| RECORDED DATA |
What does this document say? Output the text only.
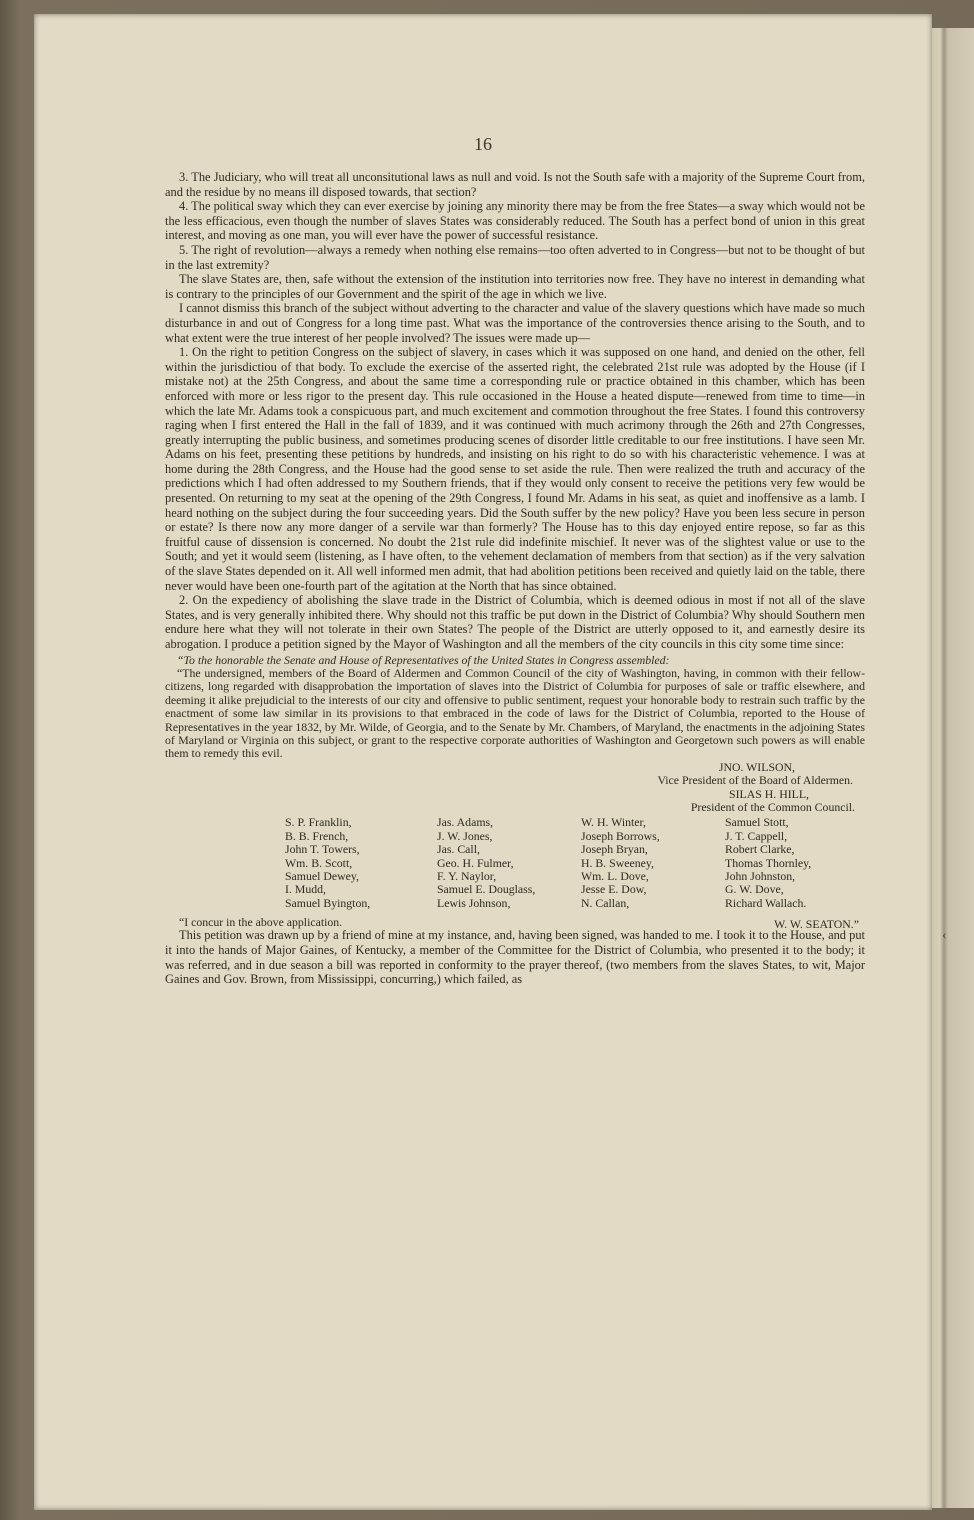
16

3. The Judiciary, who will treat all unconsitutional laws as null and void. Is not the South safe with a majority of the Supreme Court from, and the residue by no means ill disposed towards, that section?

4. The political sway which they can ever exercise by joining any minority there may be from the free States—a sway which would not be the less efficacious, even though the number of slaves States was considerably reduced. The South has a perfect bond of union in this great interest, and moving as one man, you will ever have the power of successful resistance.

5. The right of revolution—always a remedy when nothing else remains—too often adverted to in Congress—but not to be thought of but in the last extremity?

The slave States are, then, safe without the extension of the institution into territories now free. They have no interest in demanding what is contrary to the principles of our Government and the spirit of the age in which we live.

I cannot dismiss this branch of the subject without adverting to the character and value of the slavery questions which have made so much disturbance in and out of Congress for a long time past. What was the importance of the controversies thence arising to the South, and to what extent were the true interest of her people involved? The issues were made up—

1. On the right to petition Congress on the subject of slavery, in cases which it was supposed on one hand, and denied on the other, fell within the jurisdictiou of that body. To exclude the exercise of the asserted right, the celebrated 21st rule was adopted by the House (if I mistake not) at the 25th Congress, and about the same time a corresponding rule or practice obtained in this chamber, which has been enforced with more or less rigor to the present day. This rule occasioned in the House a heated dispute—renewed from time to time—in which the late Mr. Adams took a conspicuous part, and much excitement and commotion throughout the free States. I found this controversy raging when I first entered the Hall in the fall of 1839, and it was continued with much acrimony through the 26th and 27th Congresses, greatly interrupting the public business, and sometimes producing scenes of disorder little creditable to our free institutions. I have seen Mr. Adams on his feet, presenting these petitions by hundreds, and insisting on his right to do so with his characteristic vehemence. I was at home during the 28th Congress, and the House had the good sense to set aside the rule. Then were realized the truth and accuracy of the predictions which I had often addressed to my Southern friends, that if they would only consent to receive the petitions very few would be presented. On returning to my seat at the opening of the 29th Congress, I found Mr. Adams in his seat, as quiet and inoffensive as a lamb. I heard nothing on the subject during the four succeeding years. Did the South suffer by the new policy? Have you been less secure in person or estate? Is there now any more danger of a servile war than formerly? The House has to this day enjoyed entire repose, so far as this fruitful cause of dissension is concerned. No doubt the 21st rule did indefinite mischief. It never was of the slightest value or use to the South; and yet it would seem (listening, as I have often, to the vehement declamation of members from that section) as if the very salvation of the slave States depended on it. All well informed men admit, that had abolition petitions been received and quietly laid on the table, there never would have been one-fourth part of the agitation at the North that has since obtained.

2. On the expediency of abolishing the slave trade in the District of Columbia, which is deemed odious in most if not all of the slave States, and is very generally inhibited there. Why should not this traffic be put down in the District of Columbia? Why should Southern men endure here what they will not tolerate in their own States? The people of the District are utterly opposed to it, and earnestly desire its abrogation. I produce a petition signed by the Mayor of Washington and all the members of the city councils in this city some time since:

“To the honorable the Senate and House of Representatives of the United States in Congress assembled:

“The undersigned, members of the Board of Aldermen and Common Council of the city of Washington, having, in common with their fellow-citizens, long regarded with disapprobation the importation of slaves into the District of Columbia for purposes of sale or traffic elsewhere, and deeming it alike prejudicial to the interests of our city and offensive to public sentiment, request your honorable body to restrain such traffic by the enactment of some law similar in its provisions to that embraced in the code of laws for the District of Columbia, reported to the House of Representatives in the year 1832, by Mr. Wilde, of Georgia, and to the Senate by Mr. Chambers, of Maryland, the enactments in the adjoining States of Maryland or Virginia on this subject, or grant to the respective corporate authorities of Washington and Georgetown such powers as will enable them to remedy this evil.

JNO. WILSON,
Vice President of the Board of Aldermen.
SILAS H. HILL,
President of the Common Council.
S. P. Franklin,
B. B. French,
John T. Towers,
Wm. B. Scott,
Samuel Dewey,
I. Mudd,
Samuel Byington,
Jas. Adams,
J. W. Jones,
Jas. Call,
Geo. H. Fulmer,
F. Y. Naylor,
Samuel E. Douglass,
Lewis Johnson,
W. H. Winter,
Joseph Borrows,
Joseph Bryan,
H. B. Sweeney,
Wm. L. Dove,
Jesse E. Dow,
N. Callan,
Samuel Stott,
J. T. Cappell,
Robert Clarke,
Thomas Thornley,
John Johnston,
G. W. Dove,
Richard Wallach.
“I concur in the above application.	W. W. SEATON.”

This petition was drawn up by a friend of mine at my instance, and, having been signed, was handed to me. I took it to the House, and put it into the hands of Major Gaines, of Kentucky, a member of the Committee for the District of Columbia, who presented it to the body; it was referred, and in due season a bill was reported in conformity to the prayer thereof, (two members from the slaves States, to wit, Major Gaines and Gov. Brown, from Mississippi, concurring,) which failed, as

‹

| WHAT THE TASK ASKS |
Lines of the listing that contain the word "safe" are to be counted; report only their number.

| WRITTEN SOLUTION |
2